What you have to do: Your task is to output the data exactly as it stands.

(Chart and figure data)
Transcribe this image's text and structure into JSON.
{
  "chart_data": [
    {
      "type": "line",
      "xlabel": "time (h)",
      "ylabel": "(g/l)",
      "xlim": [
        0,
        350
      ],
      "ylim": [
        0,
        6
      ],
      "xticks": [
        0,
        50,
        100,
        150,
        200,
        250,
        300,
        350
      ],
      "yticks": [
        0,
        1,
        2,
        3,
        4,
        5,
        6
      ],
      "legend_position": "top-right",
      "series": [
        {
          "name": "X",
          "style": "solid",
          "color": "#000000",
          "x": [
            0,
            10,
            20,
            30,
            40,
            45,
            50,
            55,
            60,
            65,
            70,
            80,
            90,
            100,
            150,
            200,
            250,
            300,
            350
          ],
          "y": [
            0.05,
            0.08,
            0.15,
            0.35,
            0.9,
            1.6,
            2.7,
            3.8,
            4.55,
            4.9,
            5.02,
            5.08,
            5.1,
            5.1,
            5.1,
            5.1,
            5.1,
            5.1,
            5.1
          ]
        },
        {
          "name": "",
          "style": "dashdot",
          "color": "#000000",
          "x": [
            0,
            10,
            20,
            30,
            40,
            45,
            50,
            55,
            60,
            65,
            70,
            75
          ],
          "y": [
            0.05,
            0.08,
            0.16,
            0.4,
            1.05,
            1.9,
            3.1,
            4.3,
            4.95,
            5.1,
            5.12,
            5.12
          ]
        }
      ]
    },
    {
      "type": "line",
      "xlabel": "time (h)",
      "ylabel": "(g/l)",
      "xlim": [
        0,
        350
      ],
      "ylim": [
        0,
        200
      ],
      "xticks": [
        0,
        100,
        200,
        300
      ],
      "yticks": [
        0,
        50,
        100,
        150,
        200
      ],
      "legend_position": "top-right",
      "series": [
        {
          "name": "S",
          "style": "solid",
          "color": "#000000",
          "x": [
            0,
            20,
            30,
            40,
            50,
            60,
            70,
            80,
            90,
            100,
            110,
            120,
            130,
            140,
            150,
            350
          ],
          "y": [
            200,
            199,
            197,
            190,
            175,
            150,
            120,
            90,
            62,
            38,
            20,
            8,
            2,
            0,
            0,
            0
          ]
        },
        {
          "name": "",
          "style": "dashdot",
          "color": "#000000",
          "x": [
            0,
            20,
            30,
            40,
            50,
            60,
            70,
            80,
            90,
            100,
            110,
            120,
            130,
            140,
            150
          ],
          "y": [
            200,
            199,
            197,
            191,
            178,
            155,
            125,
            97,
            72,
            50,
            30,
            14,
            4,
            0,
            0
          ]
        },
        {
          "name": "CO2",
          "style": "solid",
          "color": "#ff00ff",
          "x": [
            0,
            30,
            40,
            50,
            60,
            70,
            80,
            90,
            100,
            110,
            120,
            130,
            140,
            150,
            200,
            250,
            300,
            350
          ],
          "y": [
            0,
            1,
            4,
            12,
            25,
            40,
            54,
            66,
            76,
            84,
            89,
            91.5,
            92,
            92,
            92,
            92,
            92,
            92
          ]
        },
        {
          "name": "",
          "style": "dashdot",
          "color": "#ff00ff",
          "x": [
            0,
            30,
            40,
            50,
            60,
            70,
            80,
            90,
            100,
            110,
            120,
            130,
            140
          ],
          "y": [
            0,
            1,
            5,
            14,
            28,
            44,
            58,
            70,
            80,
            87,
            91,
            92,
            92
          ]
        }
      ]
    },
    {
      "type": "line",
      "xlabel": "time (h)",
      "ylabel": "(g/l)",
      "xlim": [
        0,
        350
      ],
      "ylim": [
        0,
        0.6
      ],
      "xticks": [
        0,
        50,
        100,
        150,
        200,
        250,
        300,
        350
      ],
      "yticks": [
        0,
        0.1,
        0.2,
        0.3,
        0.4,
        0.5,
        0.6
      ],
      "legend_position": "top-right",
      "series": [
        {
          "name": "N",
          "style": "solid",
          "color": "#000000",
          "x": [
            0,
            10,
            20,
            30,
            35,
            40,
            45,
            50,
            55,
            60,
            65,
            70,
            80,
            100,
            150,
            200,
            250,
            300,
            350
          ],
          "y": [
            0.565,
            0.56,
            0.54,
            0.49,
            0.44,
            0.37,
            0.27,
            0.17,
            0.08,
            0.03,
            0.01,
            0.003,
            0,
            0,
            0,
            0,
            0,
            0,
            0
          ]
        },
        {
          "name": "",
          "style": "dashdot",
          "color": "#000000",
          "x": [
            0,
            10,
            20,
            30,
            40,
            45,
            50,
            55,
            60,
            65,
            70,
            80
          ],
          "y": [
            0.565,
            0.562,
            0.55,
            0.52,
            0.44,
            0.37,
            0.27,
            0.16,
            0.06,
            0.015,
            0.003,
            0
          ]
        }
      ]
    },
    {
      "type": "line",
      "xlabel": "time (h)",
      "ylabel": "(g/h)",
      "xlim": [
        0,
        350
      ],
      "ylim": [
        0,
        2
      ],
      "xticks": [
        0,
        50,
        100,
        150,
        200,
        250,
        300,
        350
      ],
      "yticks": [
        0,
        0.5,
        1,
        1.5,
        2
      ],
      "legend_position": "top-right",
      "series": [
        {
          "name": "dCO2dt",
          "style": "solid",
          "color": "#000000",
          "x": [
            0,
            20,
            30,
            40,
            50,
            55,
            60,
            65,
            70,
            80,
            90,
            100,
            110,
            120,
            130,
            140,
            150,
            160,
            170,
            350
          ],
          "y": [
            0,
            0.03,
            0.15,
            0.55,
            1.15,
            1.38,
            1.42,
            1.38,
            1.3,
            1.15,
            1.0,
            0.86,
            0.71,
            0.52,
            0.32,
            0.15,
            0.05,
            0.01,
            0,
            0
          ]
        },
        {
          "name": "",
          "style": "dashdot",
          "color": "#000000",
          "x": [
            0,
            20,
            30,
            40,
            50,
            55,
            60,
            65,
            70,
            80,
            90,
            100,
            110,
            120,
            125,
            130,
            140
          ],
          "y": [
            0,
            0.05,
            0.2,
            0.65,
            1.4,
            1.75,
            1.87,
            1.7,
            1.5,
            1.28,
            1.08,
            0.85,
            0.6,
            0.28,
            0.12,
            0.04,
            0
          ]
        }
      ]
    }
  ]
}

Answer for the task:
Transcribe this image's text and structure into JSON.
{
  "chart_data": [
    {
      "type": "line",
      "xlabel": "time (h)",
      "ylabel": "(g/l)",
      "xlim": [
        0,
        350
      ],
      "ylim": [
        0,
        6
      ],
      "xticks": [
        0,
        50,
        100,
        150,
        200,
        250,
        300,
        350
      ],
      "yticks": [
        0,
        1,
        2,
        3,
        4,
        5,
        6
      ],
      "legend_position": "top-right",
      "series": [
        {
          "name": "X",
          "style": "solid",
          "color": "#000000",
          "x": [
            0,
            10,
            20,
            30,
            40,
            45,
            50,
            55,
            60,
            65,
            70,
            80,
            90,
            100,
            150,
            200,
            250,
            300,
            350
          ],
          "y": [
            0.05,
            0.08,
            0.15,
            0.35,
            0.9,
            1.6,
            2.7,
            3.8,
            4.55,
            4.9,
            5.02,
            5.08,
            5.1,
            5.1,
            5.1,
            5.1,
            5.1,
            5.1,
            5.1
          ]
        },
        {
          "name": "",
          "style": "dashdot",
          "color": "#000000",
          "x": [
            0,
            10,
            20,
            30,
            40,
            45,
            50,
            55,
            60,
            65,
            70,
            75
          ],
          "y": [
            0.05,
            0.08,
            0.16,
            0.4,
            1.05,
            1.9,
            3.1,
            4.3,
            4.95,
            5.1,
            5.12,
            5.12
          ]
        }
      ]
    },
    {
      "type": "line",
      "xlabel": "time (h)",
      "ylabel": "(g/l)",
      "xlim": [
        0,
        350
      ],
      "ylim": [
        0,
        200
      ],
      "xticks": [
        0,
        100,
        200,
        300
      ],
      "yticks": [
        0,
        50,
        100,
        150,
        200
      ],
      "legend_position": "top-right",
      "series": [
        {
          "name": "S",
          "style": "solid",
          "color": "#000000",
          "x": [
            0,
            20,
            30,
            40,
            50,
            60,
            70,
            80,
            90,
            100,
            110,
            120,
            130,
            140,
            150,
            350
          ],
          "y": [
            200,
            199,
            197,
            190,
            175,
            150,
            120,
            90,
            62,
            38,
            20,
            8,
            2,
            0,
            0,
            0
          ]
        },
        {
          "name": "",
          "style": "dashdot",
          "color": "#000000",
          "x": [
            0,
            20,
            30,
            40,
            50,
            60,
            70,
            80,
            90,
            100,
            110,
            120,
            130,
            140,
            150
          ],
          "y": [
            200,
            199,
            197,
            191,
            178,
            155,
            125,
            97,
            72,
            50,
            30,
            14,
            4,
            0,
            0
          ]
        },
        {
          "name": "CO2",
          "style": "solid",
          "color": "#ff00ff",
          "x": [
            0,
            30,
            40,
            50,
            60,
            70,
            80,
            90,
            100,
            110,
            120,
            130,
            140,
            150,
            200,
            250,
            300,
            350
          ],
          "y": [
            0,
            1,
            4,
            12,
            25,
            40,
            54,
            66,
            76,
            84,
            89,
            91.5,
            92,
            92,
            92,
            92,
            92,
            92
          ]
        },
        {
          "name": "",
          "style": "dashdot",
          "color": "#ff00ff",
          "x": [
            0,
            30,
            40,
            50,
            60,
            70,
            80,
            90,
            100,
            110,
            120,
            130,
            140
          ],
          "y": [
            0,
            1,
            5,
            14,
            28,
            44,
            58,
            70,
            80,
            87,
            91,
            92,
            92
          ]
        }
      ]
    },
    {
      "type": "line",
      "xlabel": "time (h)",
      "ylabel": "(g/l)",
      "xlim": [
        0,
        350
      ],
      "ylim": [
        0,
        0.6
      ],
      "xticks": [
        0,
        50,
        100,
        150,
        200,
        250,
        300,
        350
      ],
      "yticks": [
        0,
        0.1,
        0.2,
        0.3,
        0.4,
        0.5,
        0.6
      ],
      "legend_position": "top-right",
      "series": [
        {
          "name": "N",
          "style": "solid",
          "color": "#000000",
          "x": [
            0,
            10,
            20,
            30,
            35,
            40,
            45,
            50,
            55,
            60,
            65,
            70,
            80,
            100,
            150,
            200,
            250,
            300,
            350
          ],
          "y": [
            0.565,
            0.56,
            0.54,
            0.49,
            0.44,
            0.37,
            0.27,
            0.17,
            0.08,
            0.03,
            0.01,
            0.003,
            0,
            0,
            0,
            0,
            0,
            0,
            0
          ]
        },
        {
          "name": "",
          "style": "dashdot",
          "color": "#000000",
          "x": [
            0,
            10,
            20,
            30,
            40,
            45,
            50,
            55,
            60,
            65,
            70,
            80
          ],
          "y": [
            0.565,
            0.562,
            0.55,
            0.52,
            0.44,
            0.37,
            0.27,
            0.16,
            0.06,
            0.015,
            0.003,
            0
          ]
        }
      ]
    },
    {
      "type": "line",
      "xlabel": "time (h)",
      "ylabel": "(g/h)",
      "xlim": [
        0,
        350
      ],
      "ylim": [
        0,
        2
      ],
      "xticks": [
        0,
        50,
        100,
        150,
        200,
        250,
        300,
        350
      ],
      "yticks": [
        0,
        0.5,
        1,
        1.5,
        2
      ],
      "legend_position": "top-right",
      "series": [
        {
          "name": "dCO2dt",
          "style": "solid",
          "color": "#000000",
          "x": [
            0,
            20,
            30,
            40,
            50,
            55,
            60,
            65,
            70,
            80,
            90,
            100,
            110,
            120,
            130,
            140,
            150,
            160,
            170,
            350
          ],
          "y": [
            0,
            0.03,
            0.15,
            0.55,
            1.15,
            1.38,
            1.42,
            1.38,
            1.3,
            1.15,
            1.0,
            0.86,
            0.71,
            0.52,
            0.32,
            0.15,
            0.05,
            0.01,
            0,
            0
          ]
        },
        {
          "name": "",
          "style": "dashdot",
          "color": "#000000",
          "x": [
            0,
            20,
            30,
            40,
            50,
            55,
            60,
            65,
            70,
            80,
            90,
            100,
            110,
            120,
            125,
            130,
            140
          ],
          "y": [
            0,
            0.05,
            0.2,
            0.65,
            1.4,
            1.75,
            1.87,
            1.7,
            1.5,
            1.28,
            1.08,
            0.85,
            0.6,
            0.28,
            0.12,
            0.04,
            0
          ]
        }
      ]
    }
  ]
}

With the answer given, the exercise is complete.